# EXERCISE REQUIREMENTS
Copy each of the items below word for word, reproducing every line without any change.

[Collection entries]
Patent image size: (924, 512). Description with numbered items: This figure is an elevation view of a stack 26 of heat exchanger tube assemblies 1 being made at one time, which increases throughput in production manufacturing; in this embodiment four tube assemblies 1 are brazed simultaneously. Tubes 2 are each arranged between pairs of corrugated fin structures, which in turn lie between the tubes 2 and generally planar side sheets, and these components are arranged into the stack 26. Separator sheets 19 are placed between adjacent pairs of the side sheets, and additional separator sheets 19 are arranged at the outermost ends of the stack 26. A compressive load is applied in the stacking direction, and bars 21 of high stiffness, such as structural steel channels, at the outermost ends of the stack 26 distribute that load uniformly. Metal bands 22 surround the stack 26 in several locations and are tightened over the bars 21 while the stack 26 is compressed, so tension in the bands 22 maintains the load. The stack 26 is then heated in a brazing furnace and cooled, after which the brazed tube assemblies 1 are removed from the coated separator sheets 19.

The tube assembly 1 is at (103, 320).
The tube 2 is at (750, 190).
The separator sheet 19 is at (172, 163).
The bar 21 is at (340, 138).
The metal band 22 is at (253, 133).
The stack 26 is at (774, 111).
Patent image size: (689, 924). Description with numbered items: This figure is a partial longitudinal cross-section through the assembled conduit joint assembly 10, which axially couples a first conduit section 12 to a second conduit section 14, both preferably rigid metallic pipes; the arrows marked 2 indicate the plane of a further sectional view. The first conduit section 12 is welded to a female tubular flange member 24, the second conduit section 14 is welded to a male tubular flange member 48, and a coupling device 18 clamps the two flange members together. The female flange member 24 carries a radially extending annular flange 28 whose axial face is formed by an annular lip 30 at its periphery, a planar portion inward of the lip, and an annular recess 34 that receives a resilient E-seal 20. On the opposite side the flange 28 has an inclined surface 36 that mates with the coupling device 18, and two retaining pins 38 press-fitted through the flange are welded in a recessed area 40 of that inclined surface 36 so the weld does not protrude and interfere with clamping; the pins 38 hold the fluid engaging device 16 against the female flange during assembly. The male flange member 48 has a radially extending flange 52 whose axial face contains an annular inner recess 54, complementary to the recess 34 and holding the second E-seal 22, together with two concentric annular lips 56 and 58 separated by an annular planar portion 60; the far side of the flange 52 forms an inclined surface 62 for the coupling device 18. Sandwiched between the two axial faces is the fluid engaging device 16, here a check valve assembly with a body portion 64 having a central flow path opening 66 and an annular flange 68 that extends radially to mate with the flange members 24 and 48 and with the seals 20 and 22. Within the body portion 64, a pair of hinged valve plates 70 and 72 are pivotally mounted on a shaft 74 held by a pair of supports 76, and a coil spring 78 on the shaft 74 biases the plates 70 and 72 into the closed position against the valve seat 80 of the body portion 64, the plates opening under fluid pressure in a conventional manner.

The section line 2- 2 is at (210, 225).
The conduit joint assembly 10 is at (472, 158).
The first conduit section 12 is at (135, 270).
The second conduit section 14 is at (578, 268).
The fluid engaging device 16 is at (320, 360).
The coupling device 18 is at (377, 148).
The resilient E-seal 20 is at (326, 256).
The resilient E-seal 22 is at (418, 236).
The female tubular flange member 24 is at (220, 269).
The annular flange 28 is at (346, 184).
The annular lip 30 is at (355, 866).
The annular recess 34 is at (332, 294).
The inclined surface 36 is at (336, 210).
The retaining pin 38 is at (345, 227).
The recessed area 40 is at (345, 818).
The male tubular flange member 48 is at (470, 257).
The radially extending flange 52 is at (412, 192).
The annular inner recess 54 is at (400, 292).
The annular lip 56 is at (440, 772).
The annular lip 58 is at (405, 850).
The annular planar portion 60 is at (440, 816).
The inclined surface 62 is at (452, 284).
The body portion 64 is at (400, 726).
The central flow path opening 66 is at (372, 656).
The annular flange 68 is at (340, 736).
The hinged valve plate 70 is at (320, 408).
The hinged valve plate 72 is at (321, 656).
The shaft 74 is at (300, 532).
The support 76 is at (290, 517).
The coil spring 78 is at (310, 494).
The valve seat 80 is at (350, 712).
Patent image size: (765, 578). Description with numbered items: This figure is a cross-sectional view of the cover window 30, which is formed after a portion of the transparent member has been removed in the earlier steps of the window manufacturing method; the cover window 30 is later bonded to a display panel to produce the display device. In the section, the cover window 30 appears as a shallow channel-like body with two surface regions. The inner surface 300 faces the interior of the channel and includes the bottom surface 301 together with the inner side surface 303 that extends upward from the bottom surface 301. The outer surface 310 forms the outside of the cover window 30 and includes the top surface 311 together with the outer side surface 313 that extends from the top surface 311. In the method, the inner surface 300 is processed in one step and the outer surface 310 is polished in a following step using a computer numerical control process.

# ANSWER TO THE TASK
Patent image size: (924, 512). Description with numbered items: This figure is an elevation view of a stack 26 of heat exchanger tube assemblies 1 being made at one time, which increases throughput in production manufacturing; in this embodiment four tube assemblies 1 are brazed simultaneously. Tubes 2 are each arranged between pairs of corrugated fin structures, which in turn lie between the tubes 2 and generally planar side sheets, and these components are arranged into the stack 26. Separator sheets 19 are placed between adjacent pairs of the side sheets, and additional separator sheets 19 are arranged at the outermost ends of the stack 26. A compressive load is applied in the stacking direction, and bars 21 of high stiffness, such as structural steel channels, at the outermost ends of the stack 26 distribute that load uniformly. Metal bands 22 surround the stack 26 in several locations and are tightened over the bars 21 while the stack 26 is compressed, so tension in the bands 22 maintains the load. The stack 26 is then heated in a brazing furnace and cooled, after which the brazed tube assemblies 1 are removed from the coated separator sheets 19.

The tube assembly 1 is at (103, 320).
The tube 2 is at (750, 190).
The separator sheet 19 is at (172, 163).
The bar 21 is at (340, 138).
The metal band 22 is at (253, 133).
The stack 26 is at (774, 111).
Patent image size: (689, 924). Description with numbered items: This figure is a partial longitudinal cross-section through the assembled conduit joint assembly 10, which axially couples a first conduit section 12 to a second conduit section 14, both preferably rigid metallic pipes; the arrows marked 2 indicate the plane of a further sectional view. The first conduit section 12 is welded to a female tubular flange member 24, the second conduit section 14 is welded to a male tubular flange member 48, and a coupling device 18 clamps the two flange members together. The female flange member 24 carries a radially extending annular flange 28 whose axial face is formed by an annular lip 30 at its periphery, a planar portion inward of the lip, and an annular recess 34 that receives a resilient E-seal 20. On the opposite side the flange 28 has an inclined surface 36 that mates with the coupling device 18, and two retaining pins 38 press-fitted through the flange are welded in a recessed area 40 of that inclined surface 36 so the weld does not protrude and interfere with clamping; the pins 38 hold the fluid engaging device 16 against the female flange during assembly. The male flange member 48 has a radially extending flange 52 whose axial face contains an annular inner recess 54, complementary to the recess 34 and holding the second E-seal 22, together with two concentric annular lips 56 and 58 separated by an annular planar portion 60; the far side of the flange 52 forms an inclined surface 62 for the coupling device 18. Sandwiched between the two axial faces is the fluid engaging device 16, here a check valve assembly with a body portion 64 having a central flow path opening 66 and an annular flange 68 that extends radially to mate with the flange members 24 and 48 and with the seals 20 and 22. Within the body portion 64, a pair of hinged valve plates 70 and 72 are pivotally mounted on a shaft 74 held by a pair of supports 76, and a coil spring 78 on the shaft 74 biases the plates 70 and 72 into the closed position against the valve seat 80 of the body portion 64, the plates opening under fluid pressure in a conventional manner.

The section line 2- 2 is at (210, 225).
The conduit joint assembly 10 is at (472, 158).
The first conduit section 12 is at (135, 270).
The second conduit section 14 is at (578, 268).
The fluid engaging device 16 is at (320, 360).
The coupling device 18 is at (377, 148).
The resilient E-seal 20 is at (326, 256).
The resilient E-seal 22 is at (418, 236).
The female tubular flange member 24 is at (220, 269).
The annular flange 28 is at (346, 184).
The annular lip 30 is at (355, 866).
The annular recess 34 is at (332, 294).
The inclined surface 36 is at (336, 210).
The retaining pin 38 is at (345, 227).
The recessed area 40 is at (345, 818).
The male tubular flange member 48 is at (470, 257).
The radially extending flange 52 is at (412, 192).
The annular inner recess 54 is at (400, 292).
The annular lip 56 is at (440, 772).
The annular lip 58 is at (405, 850).
The annular planar portion 60 is at (440, 816).
The inclined surface 62 is at (452, 284).
The body portion 64 is at (400, 726).
The central flow path opening 66 is at (372, 656).
The annular flange 68 is at (340, 736).
The hinged valve plate 70 is at (320, 408).
The hinged valve plate 72 is at (321, 656).
The shaft 74 is at (300, 532).
The support 76 is at (290, 517).
The coil spring 78 is at (310, 494).
The valve seat 80 is at (350, 712).
Patent image size: (765, 578). Description with numbered items: This figure is a cross-sectional view of the cover window 30, which is formed after a portion of the transparent member has been removed in the earlier steps of the window manufacturing method; the cover window 30 is later bonded to a display panel to produce the display device. In the section, the cover window 30 appears as a shallow channel-like body with two surface regions. The inner surface 300 faces the interior of the channel and includes the bottom surface 301 together with the inner side surface 303 that extends upward from the bottom surface 301. The outer surface 310 forms the outside of the cover window 30 and includes the top surface 311 together with the outer side surface 313 that extends from the top surface 311. In the method, the inner surface 300 is processed in one step and the outer surface 310 is polished in a following step using a computer numerical control process.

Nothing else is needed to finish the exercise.